Entries taken from a collection:
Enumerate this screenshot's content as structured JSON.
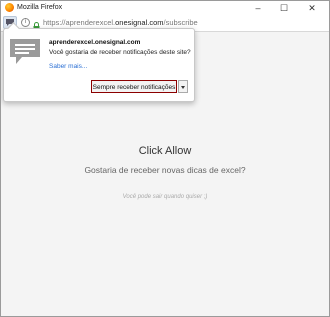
{
  "window": {
    "title": "Mozilla Firefox",
    "controls": [
      "–",
      "☐",
      "✕"
    ]
  },
  "navbar": {
    "url_prefix": "https://aprenderexcel.",
    "url_host": "onesignal.com",
    "url_path": "/subscribe",
    "info_glyph": "i"
  },
  "notification": {
    "host": "aprenderexcel.onesignal.com",
    "question": "Você gostaria de receber notificações deste site?",
    "learn_more": "Saber mais...",
    "allow_button": "Sempre receber notificações"
  },
  "page": {
    "heading": "Click Allow",
    "subheading": "Gostaria de receber novas dicas de excel?",
    "hint": "Você pode sair quando quiser ;)"
  },
  "colors": {
    "allow_border": "#8b0000",
    "link": "#2a6fd4"
  }
}
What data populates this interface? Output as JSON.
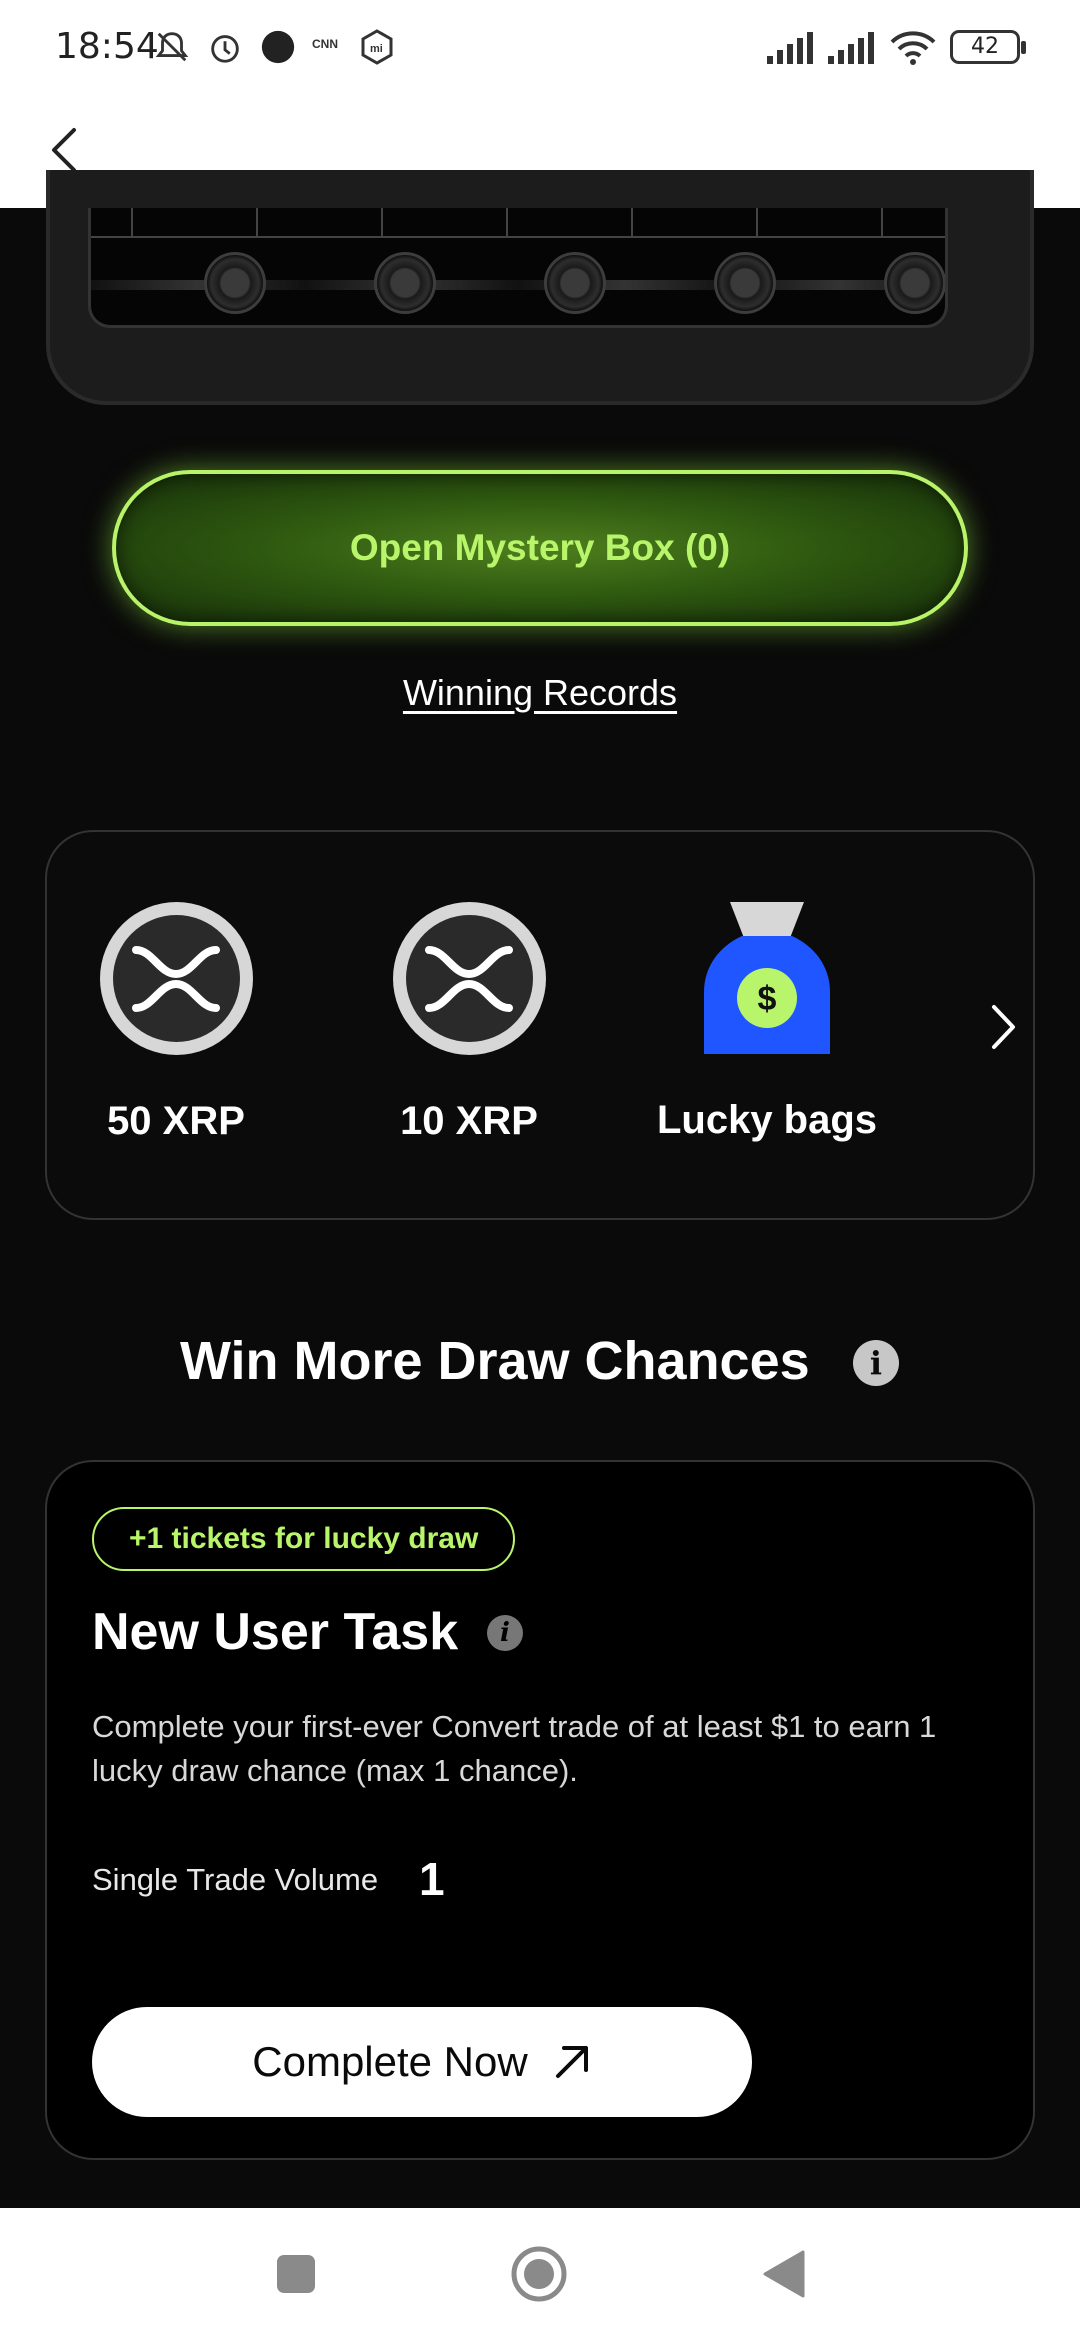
{
  "status_bar": {
    "time": "18:54",
    "battery": "42",
    "icons": [
      "bell-off-icon",
      "alarm-icon",
      "dot-icon",
      "cnn-icon",
      "mi-icon",
      "signal-icon",
      "signal-icon",
      "wifi-icon",
      "battery-icon"
    ]
  },
  "nav": {
    "back_icon": "chevron-left-icon"
  },
  "mystery": {
    "open_button": "Open Mystery Box (0)",
    "winning_records": "Winning Records"
  },
  "prizes": {
    "items": [
      {
        "label": "50 XRP",
        "icon": "xrp-icon"
      },
      {
        "label": "10 XRP",
        "icon": "xrp-icon"
      },
      {
        "label": "Lucky bags",
        "icon": "money-bag-icon"
      }
    ],
    "next_icon": "chevron-right-icon"
  },
  "win_more": {
    "title": "Win More Draw Chances",
    "info_icon": "i"
  },
  "task": {
    "badge": "+1 tickets for lucky draw",
    "title": "New User Task",
    "info_icon": "i",
    "description": "Complete your first-ever Convert trade of at least $1 to earn 1 lucky draw chance (max 1 chance).",
    "volume_label": "Single Trade Volume",
    "volume_value": "1",
    "button_label": "Complete Now"
  },
  "colors": {
    "accent_green": "#b8f56a",
    "background": "#0a0a0a",
    "bag_blue": "#1f56ff"
  },
  "bottom_nav": [
    "square-icon",
    "home-circle-icon",
    "back-triangle-icon"
  ]
}
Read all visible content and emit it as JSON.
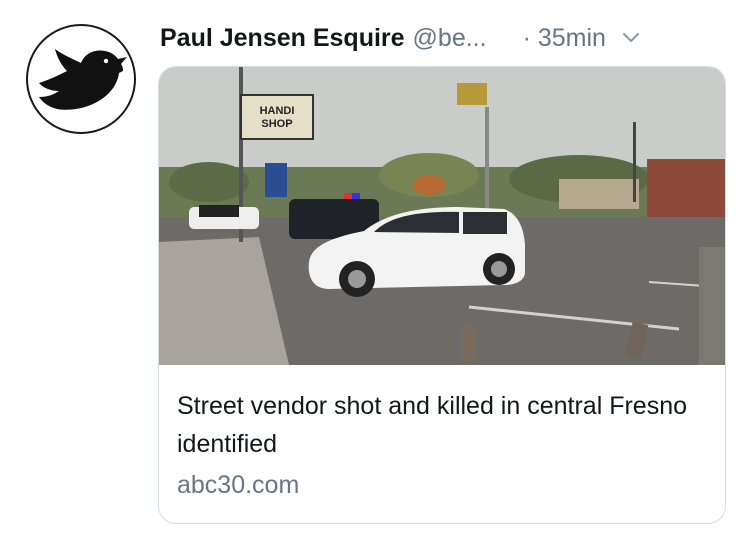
{
  "tweet": {
    "display_name": "Paul Jensen Esquire",
    "handle": "@be...",
    "time": "· 35min",
    "avatar_icon": "bird-silhouette-icon",
    "more_icon": "chevron-down-icon"
  },
  "card": {
    "image_sign_text": "HANDI SHOP",
    "title": "Street vendor shot and killed in central Fresno identified",
    "domain": "abc30.com"
  },
  "colors": {
    "text_primary": "#14171a",
    "text_secondary": "#657786",
    "border": "#d8dde2"
  }
}
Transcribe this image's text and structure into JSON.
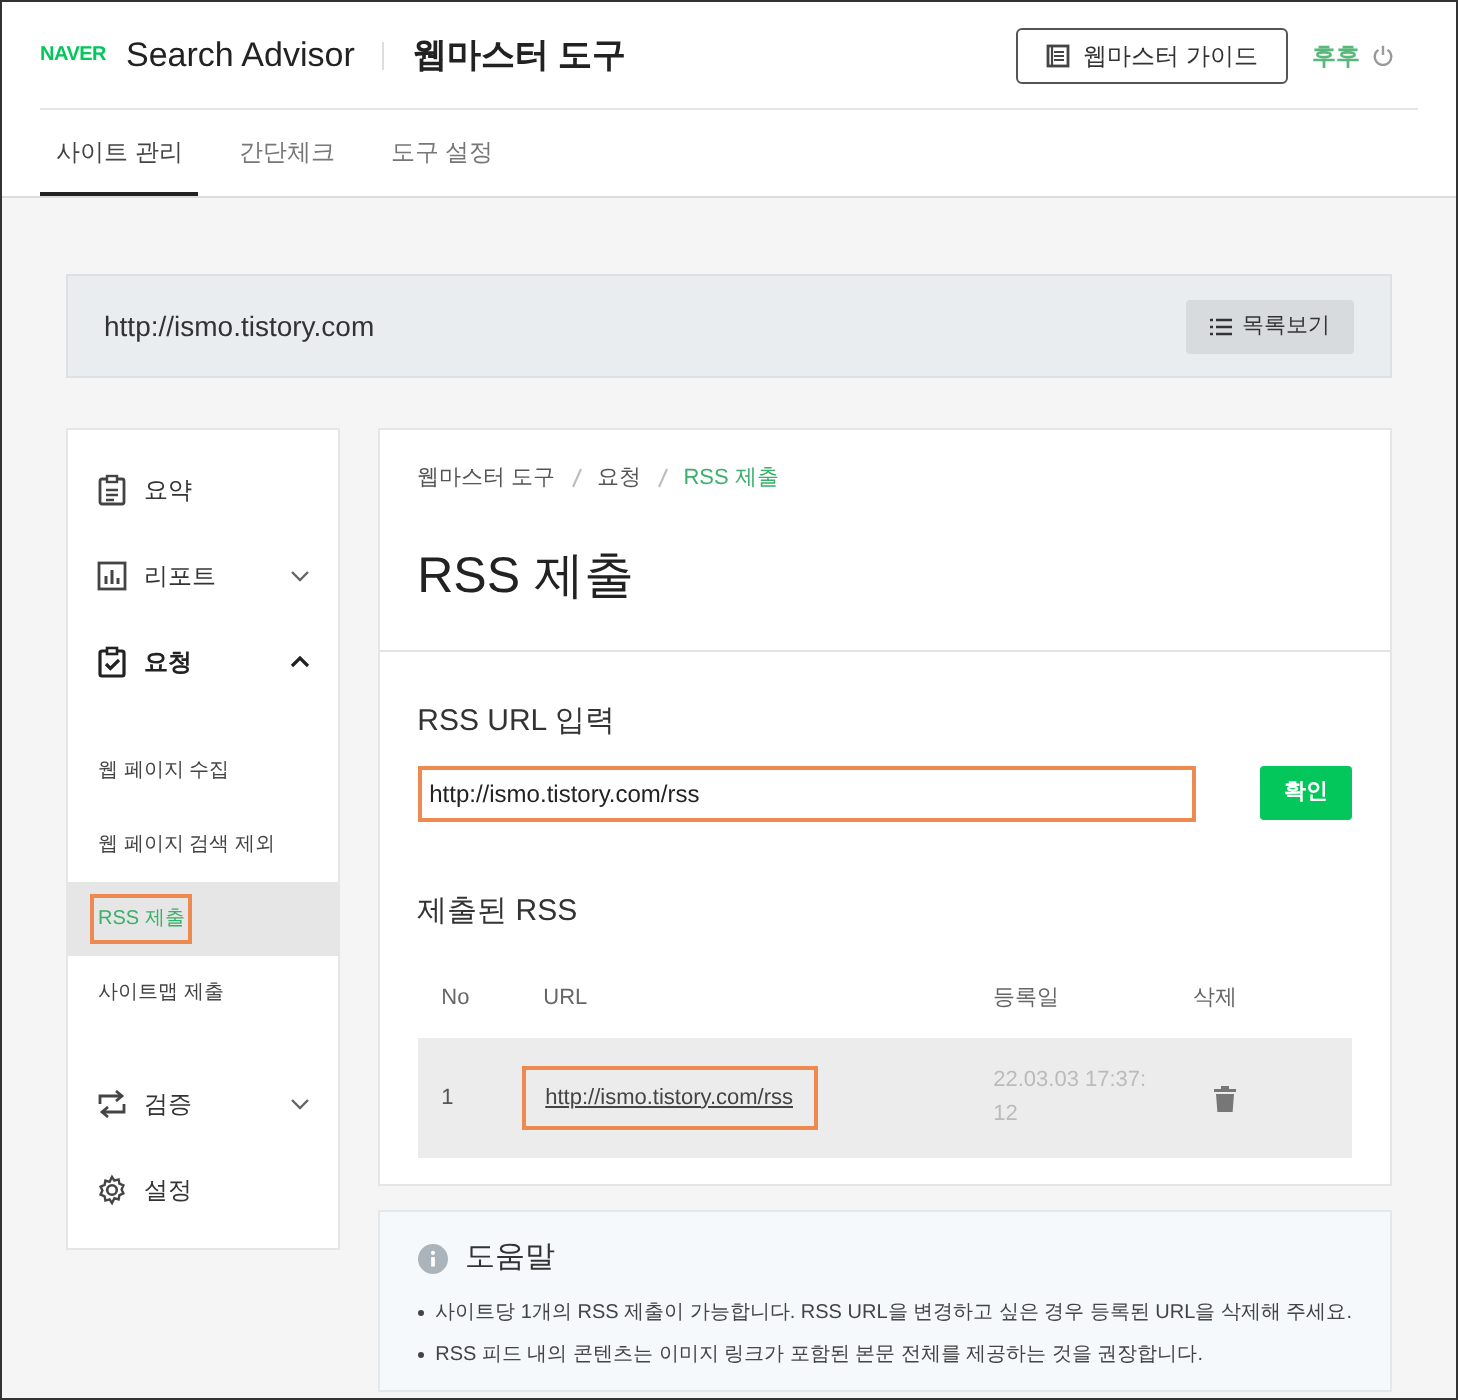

• [What is being asked]:
Check each line above for the word "content" and give the number of lines that have it, nothing else.

• [Solution to the problem]:
2